Can you print every record below exactly as written?

++++++++++++++++++++

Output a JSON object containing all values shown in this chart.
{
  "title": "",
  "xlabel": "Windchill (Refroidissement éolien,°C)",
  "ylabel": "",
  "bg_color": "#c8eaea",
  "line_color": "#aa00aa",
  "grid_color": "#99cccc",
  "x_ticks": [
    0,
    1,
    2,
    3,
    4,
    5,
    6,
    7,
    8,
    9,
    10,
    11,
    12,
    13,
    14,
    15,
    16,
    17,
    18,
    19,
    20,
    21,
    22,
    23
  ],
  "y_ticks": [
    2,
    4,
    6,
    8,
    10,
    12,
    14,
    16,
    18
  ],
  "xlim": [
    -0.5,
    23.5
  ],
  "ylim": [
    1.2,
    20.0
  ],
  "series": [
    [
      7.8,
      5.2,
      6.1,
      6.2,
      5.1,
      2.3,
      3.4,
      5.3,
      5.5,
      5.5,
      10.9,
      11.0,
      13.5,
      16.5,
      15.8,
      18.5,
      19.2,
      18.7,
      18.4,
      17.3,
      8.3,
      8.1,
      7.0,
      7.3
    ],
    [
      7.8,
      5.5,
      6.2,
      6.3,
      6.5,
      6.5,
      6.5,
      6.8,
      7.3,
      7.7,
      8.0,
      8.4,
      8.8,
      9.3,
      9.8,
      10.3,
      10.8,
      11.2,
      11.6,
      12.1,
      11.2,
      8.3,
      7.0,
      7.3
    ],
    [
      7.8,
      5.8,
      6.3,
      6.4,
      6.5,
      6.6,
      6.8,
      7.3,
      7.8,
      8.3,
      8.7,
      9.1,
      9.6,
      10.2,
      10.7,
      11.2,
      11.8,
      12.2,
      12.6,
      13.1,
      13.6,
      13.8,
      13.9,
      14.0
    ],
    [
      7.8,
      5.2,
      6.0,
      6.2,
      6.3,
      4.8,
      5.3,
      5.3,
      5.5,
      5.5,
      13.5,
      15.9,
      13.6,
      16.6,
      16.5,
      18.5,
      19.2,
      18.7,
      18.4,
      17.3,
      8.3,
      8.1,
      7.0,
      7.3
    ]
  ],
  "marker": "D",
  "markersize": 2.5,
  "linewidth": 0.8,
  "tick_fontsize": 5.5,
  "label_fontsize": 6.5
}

++++++++++++++++++++

== Solution below ==
Output a JSON object containing all values shown in this chart.
{
  "title": "",
  "xlabel": "Windchill (Refroidissement éolien,°C)",
  "ylabel": "",
  "bg_color": "#c8eaea",
  "line_color": "#aa00aa",
  "grid_color": "#99cccc",
  "x_ticks": [
    0,
    1,
    2,
    3,
    4,
    5,
    6,
    7,
    8,
    9,
    10,
    11,
    12,
    13,
    14,
    15,
    16,
    17,
    18,
    19,
    20,
    21,
    22,
    23
  ],
  "y_ticks": [
    2,
    4,
    6,
    8,
    10,
    12,
    14,
    16,
    18
  ],
  "xlim": [
    -0.5,
    23.5
  ],
  "ylim": [
    1.2,
    20.0
  ],
  "series": [
    [
      7.8,
      5.2,
      6.1,
      6.2,
      5.1,
      2.3,
      3.4,
      5.3,
      5.5,
      5.5,
      10.9,
      11.0,
      13.5,
      16.5,
      15.8,
      18.5,
      19.2,
      18.7,
      18.4,
      17.3,
      8.3,
      8.1,
      7.0,
      7.3
    ],
    [
      7.8,
      5.5,
      6.2,
      6.3,
      6.5,
      6.5,
      6.5,
      6.8,
      7.3,
      7.7,
      8.0,
      8.4,
      8.8,
      9.3,
      9.8,
      10.3,
      10.8,
      11.2,
      11.6,
      12.1,
      11.2,
      8.3,
      7.0,
      7.3
    ],
    [
      7.8,
      5.8,
      6.3,
      6.4,
      6.5,
      6.6,
      6.8,
      7.3,
      7.8,
      8.3,
      8.7,
      9.1,
      9.6,
      10.2,
      10.7,
      11.2,
      11.8,
      12.2,
      12.6,
      13.1,
      13.6,
      13.8,
      13.9,
      14.0
    ],
    [
      7.8,
      5.2,
      6.0,
      6.2,
      6.3,
      4.8,
      5.3,
      5.3,
      5.5,
      5.5,
      13.5,
      15.9,
      13.6,
      16.6,
      16.5,
      18.5,
      19.2,
      18.7,
      18.4,
      17.3,
      8.3,
      8.1,
      7.0,
      7.3
    ]
  ],
  "marker": "D",
  "markersize": 2.5,
  "linewidth": 0.8,
  "tick_fontsize": 5.5,
  "label_fontsize": 6.5
}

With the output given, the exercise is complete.